The entries below should be given again exactly, minus their pictures.

━━━

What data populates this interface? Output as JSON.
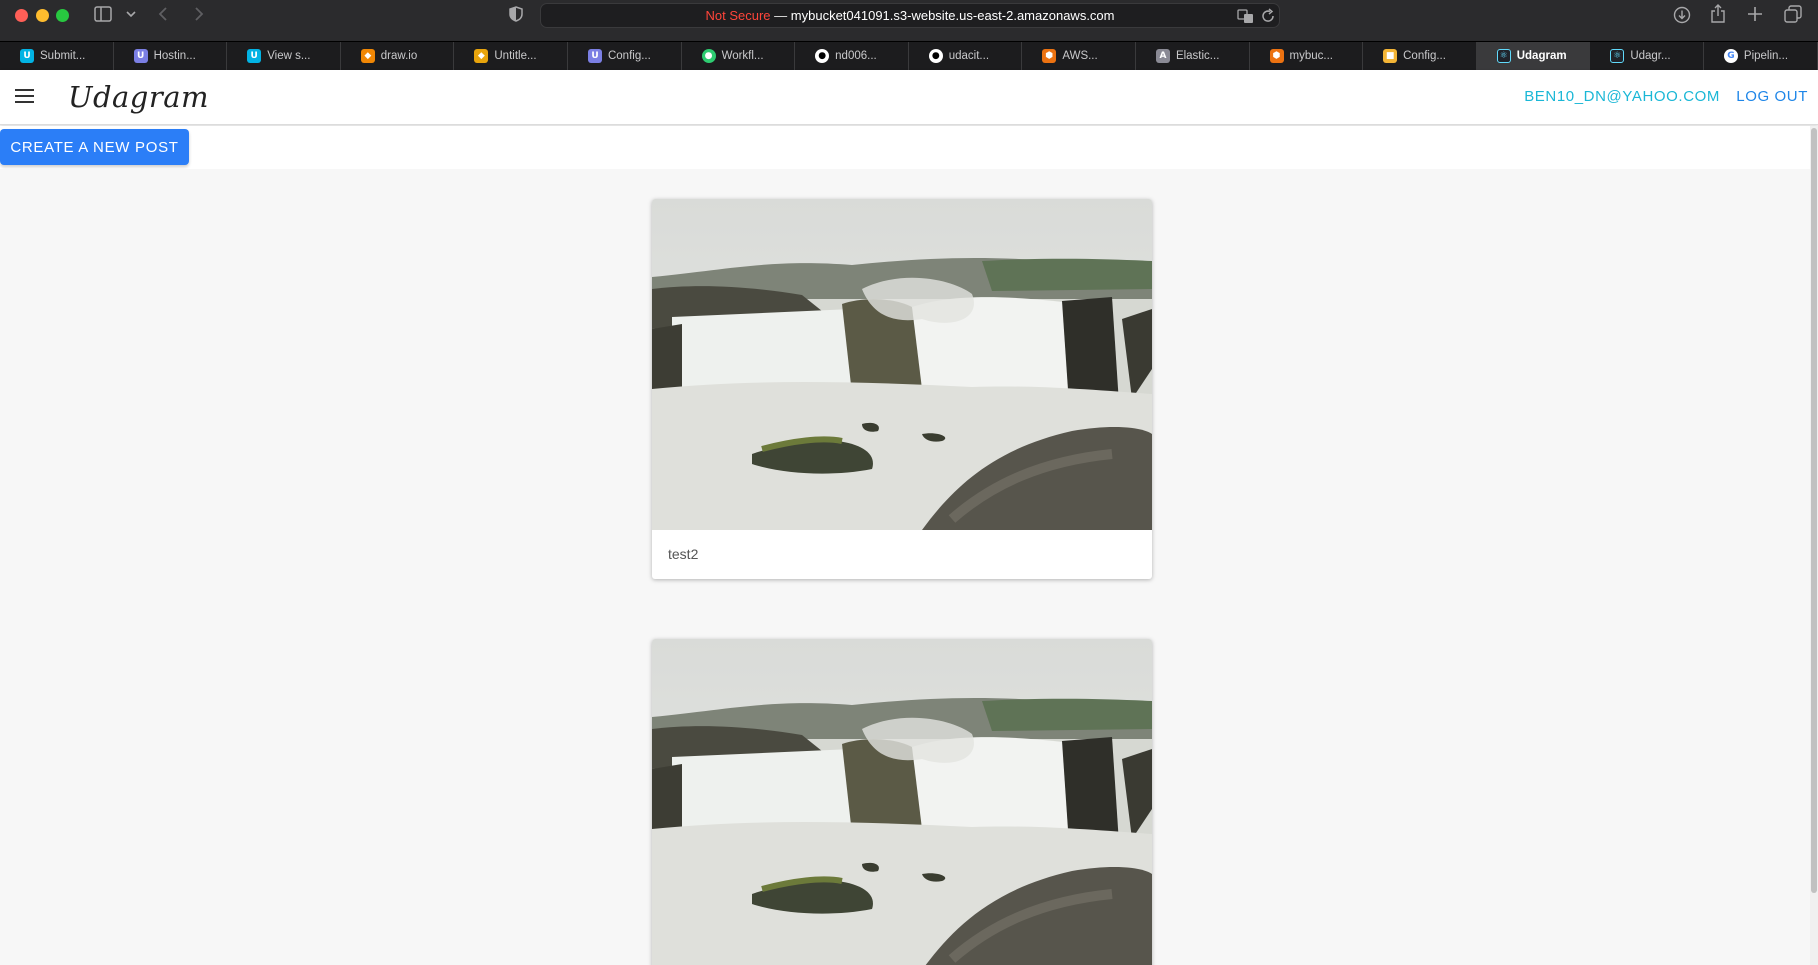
{
  "browser": {
    "url_warning": "Not Secure",
    "url_separator": " — ",
    "url_host": "mybucket041091.s3-website.us-east-2.amazonaws.com",
    "icons": [
      "sidebar-icon",
      "chevron-down-icon",
      "back-icon",
      "forward-icon",
      "shield-icon",
      "translate-icon",
      "reload-icon",
      "download-icon",
      "share-icon",
      "new-tab-icon",
      "tab-overview-icon"
    ],
    "tabs": [
      {
        "label": "Submit...",
        "favicon": "U",
        "active": false
      },
      {
        "label": "Hostin...",
        "favicon": "U",
        "active": false
      },
      {
        "label": "View s...",
        "favicon": "U",
        "active": false
      },
      {
        "label": "draw.io",
        "favicon": "◆",
        "active": false
      },
      {
        "label": "Untitle...",
        "favicon": "◆",
        "active": false
      },
      {
        "label": "Config...",
        "favicon": "U",
        "active": false
      },
      {
        "label": "Workfl...",
        "favicon": "●",
        "active": false
      },
      {
        "label": "nd006...",
        "favicon": "●",
        "active": false
      },
      {
        "label": "udacit...",
        "favicon": "●",
        "active": false
      },
      {
        "label": "AWS...",
        "favicon": "⬢",
        "active": false
      },
      {
        "label": "Elastic...",
        "favicon": "A",
        "active": false
      },
      {
        "label": "mybuc...",
        "favicon": "⬢",
        "active": false
      },
      {
        "label": "Config...",
        "favicon": "■",
        "active": false
      },
      {
        "label": "Udagram",
        "favicon": "⚛",
        "active": true
      },
      {
        "label": "Udagr...",
        "favicon": "⚛",
        "active": false
      },
      {
        "label": "Pipelin...",
        "favicon": "G",
        "active": false
      }
    ]
  },
  "app": {
    "brand": "Udagram",
    "user_email": "BEN10_DN@YAHOO.COM",
    "logout_label": "LOG OUT",
    "create_post_label": "CREATE A NEW POST",
    "accent_color": "#2b7ef7",
    "email_color": "#1ab7d6"
  },
  "feed": {
    "posts": [
      {
        "caption": "test2",
        "image": "waterfall-photo"
      },
      {
        "caption": "",
        "image": "waterfall-photo"
      }
    ]
  }
}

━━━

_WRITTEN ANSWER_
What data populates this interface? Output as JSON.
{
  "browser": {
    "url_warning": "Not Secure",
    "url_separator": " — ",
    "url_host": "mybucket041091.s3-website.us-east-2.amazonaws.com",
    "icons": [
      "sidebar-icon",
      "chevron-down-icon",
      "back-icon",
      "forward-icon",
      "shield-icon",
      "translate-icon",
      "reload-icon",
      "download-icon",
      "share-icon",
      "new-tab-icon",
      "tab-overview-icon"
    ],
    "tabs": [
      {
        "label": "Submit...",
        "favicon": "U",
        "active": false
      },
      {
        "label": "Hostin...",
        "favicon": "U",
        "active": false
      },
      {
        "label": "View s...",
        "favicon": "U",
        "active": false
      },
      {
        "label": "draw.io",
        "favicon": "◆",
        "active": false
      },
      {
        "label": "Untitle...",
        "favicon": "◆",
        "active": false
      },
      {
        "label": "Config...",
        "favicon": "U",
        "active": false
      },
      {
        "label": "Workfl...",
        "favicon": "●",
        "active": false
      },
      {
        "label": "nd006...",
        "favicon": "●",
        "active": false
      },
      {
        "label": "udacit...",
        "favicon": "●",
        "active": false
      },
      {
        "label": "AWS...",
        "favicon": "⬢",
        "active": false
      },
      {
        "label": "Elastic...",
        "favicon": "A",
        "active": false
      },
      {
        "label": "mybuc...",
        "favicon": "⬢",
        "active": false
      },
      {
        "label": "Config...",
        "favicon": "■",
        "active": false
      },
      {
        "label": "Udagram",
        "favicon": "⚛",
        "active": true
      },
      {
        "label": "Udagr...",
        "favicon": "⚛",
        "active": false
      },
      {
        "label": "Pipelin...",
        "favicon": "G",
        "active": false
      }
    ]
  },
  "app": {
    "brand": "Udagram",
    "user_email": "BEN10_DN@YAHOO.COM",
    "logout_label": "LOG OUT",
    "create_post_label": "CREATE A NEW POST",
    "accent_color": "#2b7ef7",
    "email_color": "#1ab7d6"
  },
  "feed": {
    "posts": [
      {
        "caption": "test2",
        "image": "waterfall-photo"
      },
      {
        "caption": "",
        "image": "waterfall-photo"
      }
    ]
  }
}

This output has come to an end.